#### Exercise:
Gather each line of the records where "color" appears.
+++ Data supplied +++
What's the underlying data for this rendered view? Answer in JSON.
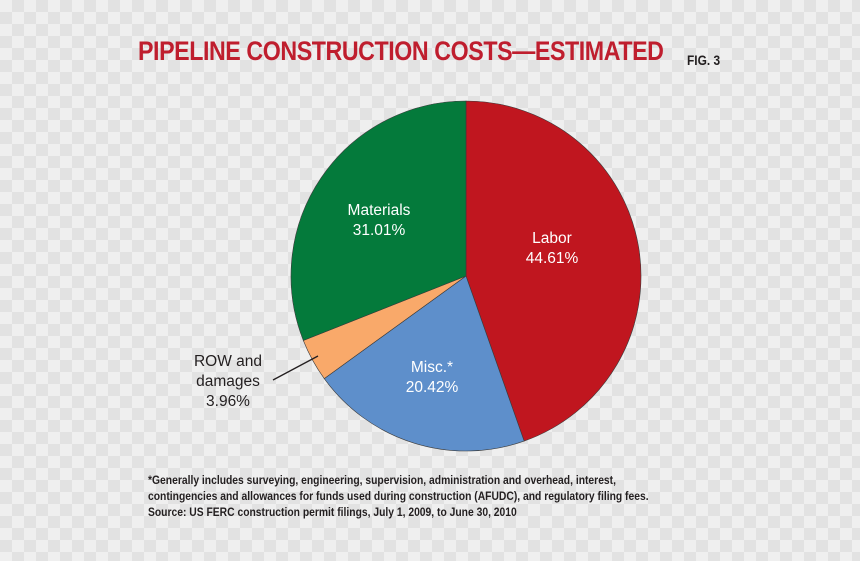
{
  "title": "PIPELINE CONSTRUCTION COSTS—ESTIMATED",
  "figure_label": "FIG. 3",
  "chart_data": {
    "type": "pie",
    "title": "PIPELINE CONSTRUCTION COSTS—ESTIMATED",
    "slices": [
      {
        "label": "Labor",
        "value": 44.61,
        "display": "44.61%",
        "color": "#c0161f"
      },
      {
        "label": "Misc.*",
        "value": 20.42,
        "display": "20.42%",
        "color": "#5e8fcb"
      },
      {
        "label_lines": [
          "ROW and",
          "damages"
        ],
        "label": "ROW and damages",
        "value": 3.96,
        "display": "3.96%",
        "color": "#f9a96a"
      },
      {
        "label": "Materials",
        "value": 31.01,
        "display": "31.01%",
        "color": "#047a3b"
      }
    ],
    "start": "12 o'clock",
    "direction": "clockwise"
  },
  "footnotes": [
    "*Generally includes surveying, engineering, supervision, administration and overhead, interest,",
    "contingencies and allowances for funds used during construction (AFUDC), and regulatory filing fees.",
    "Source: US FERC construction permit filings, July 1, 2009, to June 30, 2010"
  ]
}
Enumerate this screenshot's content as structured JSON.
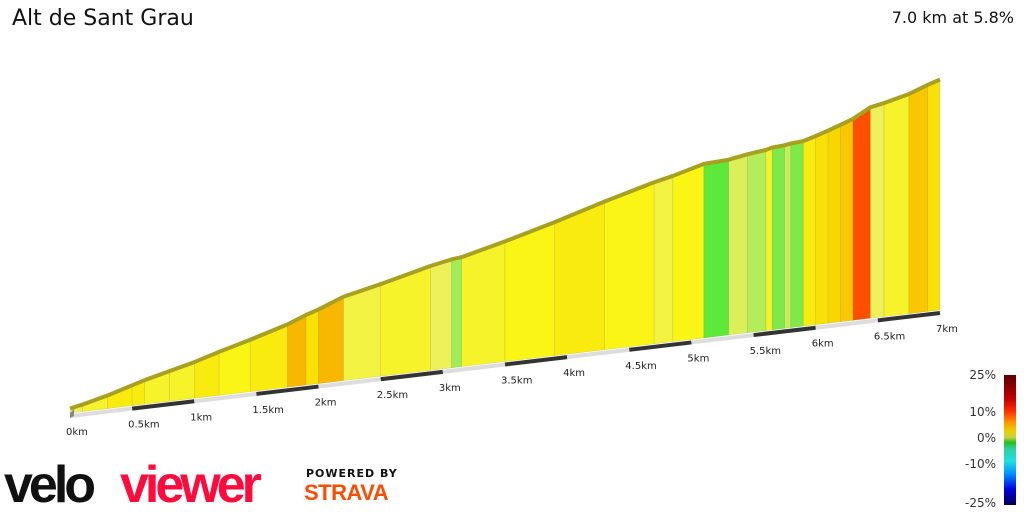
+++
#### Task result:
        "color": "#c0161f"
        "color": "#5e8fcb"
        "color": "#f9a96a"
        "color": "#047a3b"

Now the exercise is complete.